Task directions —
Return each line holding the string "title".

Dataset records —
· · · ·
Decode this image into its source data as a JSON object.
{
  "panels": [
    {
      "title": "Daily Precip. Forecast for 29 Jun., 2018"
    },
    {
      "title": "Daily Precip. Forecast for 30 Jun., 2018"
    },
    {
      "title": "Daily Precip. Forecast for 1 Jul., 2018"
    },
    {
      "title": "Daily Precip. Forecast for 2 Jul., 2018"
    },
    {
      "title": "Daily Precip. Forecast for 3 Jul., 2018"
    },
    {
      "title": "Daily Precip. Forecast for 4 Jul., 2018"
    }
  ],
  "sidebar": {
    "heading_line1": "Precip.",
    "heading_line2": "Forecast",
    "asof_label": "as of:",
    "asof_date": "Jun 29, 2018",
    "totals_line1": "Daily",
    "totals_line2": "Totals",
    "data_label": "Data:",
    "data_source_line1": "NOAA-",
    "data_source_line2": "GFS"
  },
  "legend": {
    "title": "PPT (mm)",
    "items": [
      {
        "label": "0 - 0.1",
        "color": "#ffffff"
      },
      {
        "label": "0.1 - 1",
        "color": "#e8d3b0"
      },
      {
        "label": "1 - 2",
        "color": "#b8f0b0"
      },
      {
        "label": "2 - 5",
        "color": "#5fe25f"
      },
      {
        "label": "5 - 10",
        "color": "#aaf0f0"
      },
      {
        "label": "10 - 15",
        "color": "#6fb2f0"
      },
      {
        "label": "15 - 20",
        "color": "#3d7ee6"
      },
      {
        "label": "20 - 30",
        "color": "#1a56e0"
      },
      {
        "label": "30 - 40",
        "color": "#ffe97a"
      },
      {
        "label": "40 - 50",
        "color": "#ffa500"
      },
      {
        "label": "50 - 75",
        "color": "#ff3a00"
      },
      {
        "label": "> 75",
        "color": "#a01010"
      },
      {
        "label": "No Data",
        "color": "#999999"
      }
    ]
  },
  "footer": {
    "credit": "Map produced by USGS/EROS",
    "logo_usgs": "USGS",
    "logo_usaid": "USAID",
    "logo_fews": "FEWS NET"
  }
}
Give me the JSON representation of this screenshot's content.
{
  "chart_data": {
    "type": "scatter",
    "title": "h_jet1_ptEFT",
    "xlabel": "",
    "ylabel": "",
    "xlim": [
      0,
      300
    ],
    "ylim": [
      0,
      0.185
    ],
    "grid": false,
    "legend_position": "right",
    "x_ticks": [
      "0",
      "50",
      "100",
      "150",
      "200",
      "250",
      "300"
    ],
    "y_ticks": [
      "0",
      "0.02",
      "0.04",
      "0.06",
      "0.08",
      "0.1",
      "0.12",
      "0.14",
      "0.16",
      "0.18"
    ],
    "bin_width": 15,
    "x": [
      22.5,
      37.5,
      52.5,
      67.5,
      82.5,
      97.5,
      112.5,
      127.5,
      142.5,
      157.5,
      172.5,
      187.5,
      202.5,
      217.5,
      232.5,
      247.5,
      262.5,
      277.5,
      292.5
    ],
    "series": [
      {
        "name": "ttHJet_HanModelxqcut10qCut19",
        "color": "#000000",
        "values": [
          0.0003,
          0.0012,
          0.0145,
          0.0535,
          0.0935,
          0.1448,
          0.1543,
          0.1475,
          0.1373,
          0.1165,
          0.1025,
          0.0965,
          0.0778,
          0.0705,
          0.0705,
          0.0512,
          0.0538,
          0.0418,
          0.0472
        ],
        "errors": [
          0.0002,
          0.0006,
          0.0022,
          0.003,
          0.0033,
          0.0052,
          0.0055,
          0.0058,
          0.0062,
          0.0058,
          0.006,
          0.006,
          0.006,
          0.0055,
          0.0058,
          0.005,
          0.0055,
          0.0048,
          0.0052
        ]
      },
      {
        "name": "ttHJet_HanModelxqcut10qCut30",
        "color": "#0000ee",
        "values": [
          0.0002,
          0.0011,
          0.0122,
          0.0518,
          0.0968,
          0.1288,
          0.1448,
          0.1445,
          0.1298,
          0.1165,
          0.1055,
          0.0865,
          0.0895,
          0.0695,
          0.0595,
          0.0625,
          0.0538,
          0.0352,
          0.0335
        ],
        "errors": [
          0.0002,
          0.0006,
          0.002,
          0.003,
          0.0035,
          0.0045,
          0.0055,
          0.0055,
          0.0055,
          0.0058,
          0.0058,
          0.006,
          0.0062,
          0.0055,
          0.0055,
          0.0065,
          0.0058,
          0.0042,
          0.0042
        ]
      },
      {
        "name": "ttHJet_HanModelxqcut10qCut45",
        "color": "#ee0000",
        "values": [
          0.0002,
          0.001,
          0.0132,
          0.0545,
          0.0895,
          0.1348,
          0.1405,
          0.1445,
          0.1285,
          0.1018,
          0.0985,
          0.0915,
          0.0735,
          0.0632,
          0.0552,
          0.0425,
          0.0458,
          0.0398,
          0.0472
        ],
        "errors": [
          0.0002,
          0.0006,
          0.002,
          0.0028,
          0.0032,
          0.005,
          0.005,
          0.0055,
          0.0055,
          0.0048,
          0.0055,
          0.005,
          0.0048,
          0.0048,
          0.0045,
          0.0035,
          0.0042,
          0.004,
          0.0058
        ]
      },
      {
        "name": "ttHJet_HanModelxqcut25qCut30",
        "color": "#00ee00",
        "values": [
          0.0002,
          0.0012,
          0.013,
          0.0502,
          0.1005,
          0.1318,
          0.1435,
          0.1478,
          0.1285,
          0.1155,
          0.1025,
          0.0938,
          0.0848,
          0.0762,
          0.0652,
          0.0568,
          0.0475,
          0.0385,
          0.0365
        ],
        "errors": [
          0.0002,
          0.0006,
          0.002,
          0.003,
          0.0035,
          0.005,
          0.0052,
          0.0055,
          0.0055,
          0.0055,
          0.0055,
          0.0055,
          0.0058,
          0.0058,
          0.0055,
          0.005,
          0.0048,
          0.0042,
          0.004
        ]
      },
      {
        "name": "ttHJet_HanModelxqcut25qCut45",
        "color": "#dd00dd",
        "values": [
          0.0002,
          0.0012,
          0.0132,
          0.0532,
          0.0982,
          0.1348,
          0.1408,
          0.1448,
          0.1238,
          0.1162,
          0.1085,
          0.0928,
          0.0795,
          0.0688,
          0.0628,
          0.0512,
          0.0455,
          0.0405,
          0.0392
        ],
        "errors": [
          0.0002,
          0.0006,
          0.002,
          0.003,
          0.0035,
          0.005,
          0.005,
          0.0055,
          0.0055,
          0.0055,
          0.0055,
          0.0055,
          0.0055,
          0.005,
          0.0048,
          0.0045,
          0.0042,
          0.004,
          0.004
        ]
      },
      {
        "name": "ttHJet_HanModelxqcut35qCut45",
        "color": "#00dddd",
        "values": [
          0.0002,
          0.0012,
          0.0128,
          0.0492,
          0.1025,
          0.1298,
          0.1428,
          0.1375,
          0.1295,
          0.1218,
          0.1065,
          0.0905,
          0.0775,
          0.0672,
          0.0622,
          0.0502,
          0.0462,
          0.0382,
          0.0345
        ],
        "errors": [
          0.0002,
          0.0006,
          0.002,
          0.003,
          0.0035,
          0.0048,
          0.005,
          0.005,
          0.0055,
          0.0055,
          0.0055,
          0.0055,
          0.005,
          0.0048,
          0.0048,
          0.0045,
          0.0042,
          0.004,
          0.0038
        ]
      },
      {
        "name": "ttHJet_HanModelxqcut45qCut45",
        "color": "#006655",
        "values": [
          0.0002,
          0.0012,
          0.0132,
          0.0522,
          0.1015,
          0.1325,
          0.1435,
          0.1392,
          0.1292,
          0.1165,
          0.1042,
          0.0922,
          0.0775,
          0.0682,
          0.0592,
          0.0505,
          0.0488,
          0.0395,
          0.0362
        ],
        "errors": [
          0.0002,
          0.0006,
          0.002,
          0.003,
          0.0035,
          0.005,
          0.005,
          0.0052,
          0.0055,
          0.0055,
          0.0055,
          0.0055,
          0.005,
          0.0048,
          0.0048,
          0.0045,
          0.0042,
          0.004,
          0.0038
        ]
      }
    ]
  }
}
· · · ·
Task output —
      "title": "Daily Precip. Forecast for 29 Jun., 2018"
      "title": "Daily Precip. Forecast for 30 Jun., 2018"
      "title": "Daily Precip. Forecast for 1 Jul., 2018"
      "title": "Daily Precip. Forecast for 2 Jul., 2018"
      "title": "Daily Precip. Forecast for 3 Jul., 2018"
      "title": "Daily Precip. Forecast for 4 Jul., 2018"
    "title": "PPT (mm)",
    "title": "h_jet1_ptEFT",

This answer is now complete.